··· SUPPLIED RECORDS ···

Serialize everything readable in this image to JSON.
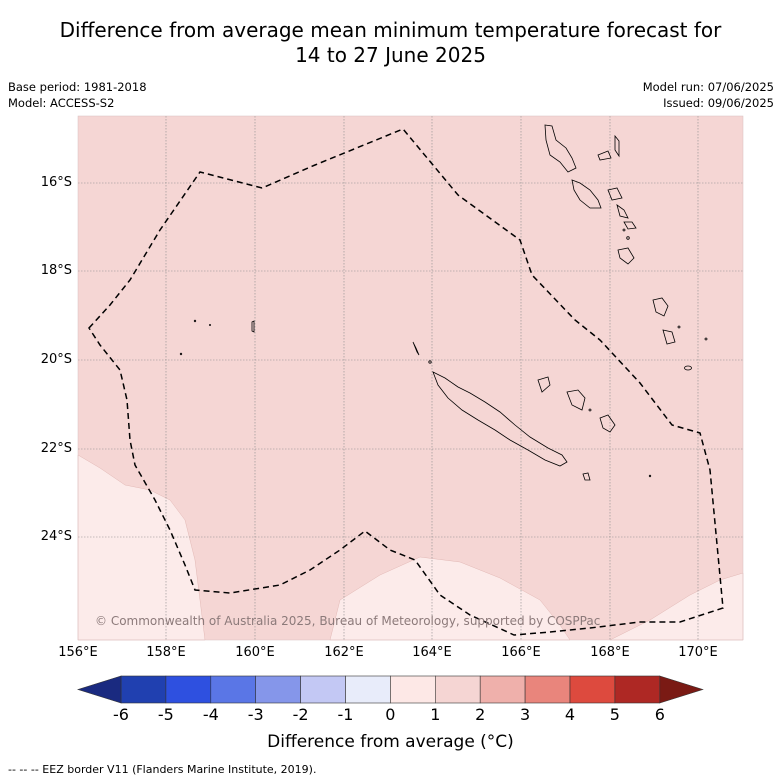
{
  "title": {
    "line1": "Difference from average mean minimum temperature forecast for",
    "line2": "14 to 27 June 2025"
  },
  "meta_left": {
    "base_period": "Base period: 1981-2018",
    "model": "Model: ACCESS-S2"
  },
  "meta_right": {
    "model_run": "Model run: 07/06/2025",
    "issued": "Issued: 09/06/2025"
  },
  "map": {
    "lat_labels": [
      "16°S",
      "18°S",
      "20°S",
      "22°S",
      "24°S"
    ],
    "lon_labels": [
      "156°E",
      "158°E",
      "160°E",
      "162°E",
      "164°E",
      "166°E",
      "168°E",
      "170°E"
    ],
    "copyright": "© Commonwealth of Australia 2025, Bureau of Meteorology, supported by COSPPac",
    "dominant_anomaly_category": "1 to 2",
    "secondary_anomaly_category": "0 to 1"
  },
  "colorbar": {
    "ticks": [
      "-6",
      "-5",
      "-4",
      "-3",
      "-2",
      "-1",
      "0",
      "1",
      "2",
      "3",
      "4",
      "5",
      "6"
    ],
    "colors": [
      "#2040b0",
      "#2e50e0",
      "#5a76e6",
      "#8596ea",
      "#c3c8f4",
      "#e8ecfa",
      "#fde8e6",
      "#f5d5d3",
      "#efb0ab",
      "#e9857c",
      "#dd4a3e",
      "#ae2824"
    ],
    "under_color": "#1a2a80",
    "over_color": "#7a1a14",
    "label": "Difference from average (°C)"
  },
  "footer": "-- -- -- EEZ border V11 (Flanders Marine Institute, 2019)."
}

···

■ WHAT YOU ARE ASKED TO DO: Find all the lines containing "from" in the material, then copy them.

■ TASK SOLUTION:
    "line1": "Difference from average mean minimum temperature forecast for",
    "label": "Difference from average (°C)"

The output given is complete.